→ **Exercise details**:
Copy the listing below in full and skip every picture.

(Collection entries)
■ ■ ■

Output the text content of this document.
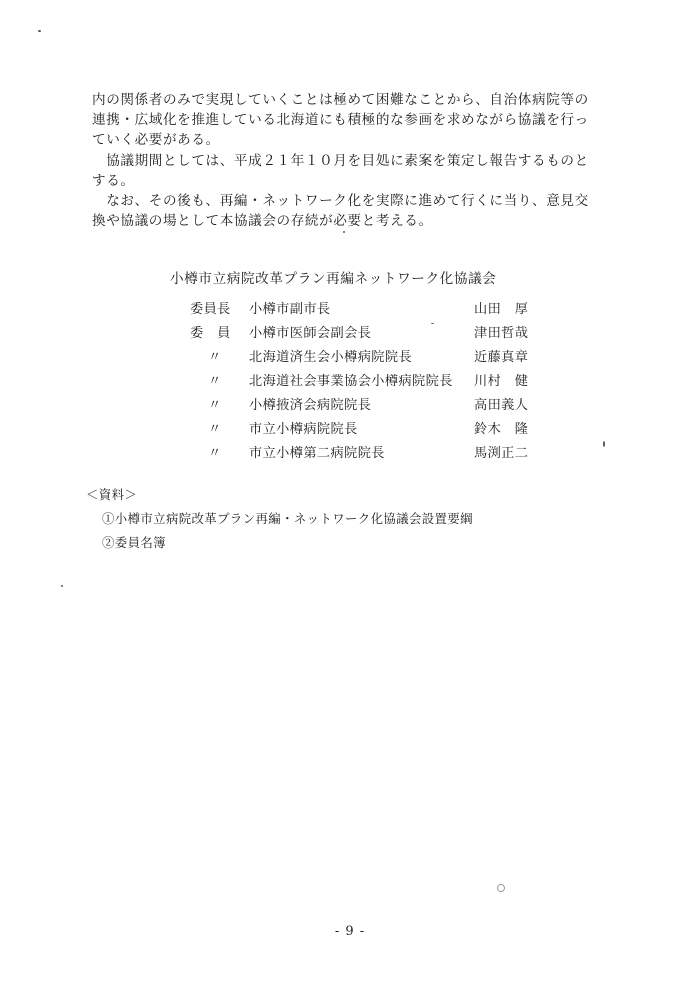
内の関係者のみで実現していくことは極めて困難なことから、自治体病院等の
連携・広域化を推進している北海道にも積極的な参画を求めながら協議を行っ
ていく必要がある。

　協議期間としては、平成２１年１０月を目処に素案を策定し報告するものと
する。

　なお、その後も、再編・ネットワーク化を実際に進めて行くに当り、意見交
換や協議の場として本協議会の存続が必要と考える。

小樽市立病院改革プラン再編ネットワーク化協議会
委員長 小樽市副市長	山田　厚
委　員 小樽市医師会副会長	津田哲哉
〃 北海道済生会小樽病院院長	近藤真章
〃 北海道社会事業協会小樽病院院長 川村　健
〃 小樽掖済会病院院長	高田義人
〃 市立小樽病院院長	鈴木　隆
〃 市立小樽第二病院院長	馬渕正二
＜資料＞
①小樽市立病院改革プラン再編・ネットワーク化協議会設置要綱
②委員名簿
- 9 -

■ ■ ■

→ **Task output**:
Output the text content of this document.
内の関係者のみで実現していくことは極めて困難なことから、自治体病院等の
連携・広域化を推進している北海道にも積極的な参画を求めながら協議を行っ
ていく必要がある。

　協議期間としては、平成２１年１０月を目処に素案を策定し報告するものと
する。

　なお、その後も、再編・ネットワーク化を実際に進めて行くに当り、意見交
換や協議の場として本協議会の存続が必要と考える。

小樽市立病院改革プラン再編ネットワーク化協議会
委員長 小樽市副市長	山田　厚
委　員 小樽市医師会副会長	津田哲哉
〃 北海道済生会小樽病院院長	近藤真章
〃 北海道社会事業協会小樽病院院長 川村　健
〃 小樽掖済会病院院長	高田義人
〃 市立小樽病院院長	鈴木　隆
〃 市立小樽第二病院院長	馬渕正二
＜資料＞
①小樽市立病院改革プラン再編・ネットワーク化協議会設置要綱
②委員名簿
- 9 -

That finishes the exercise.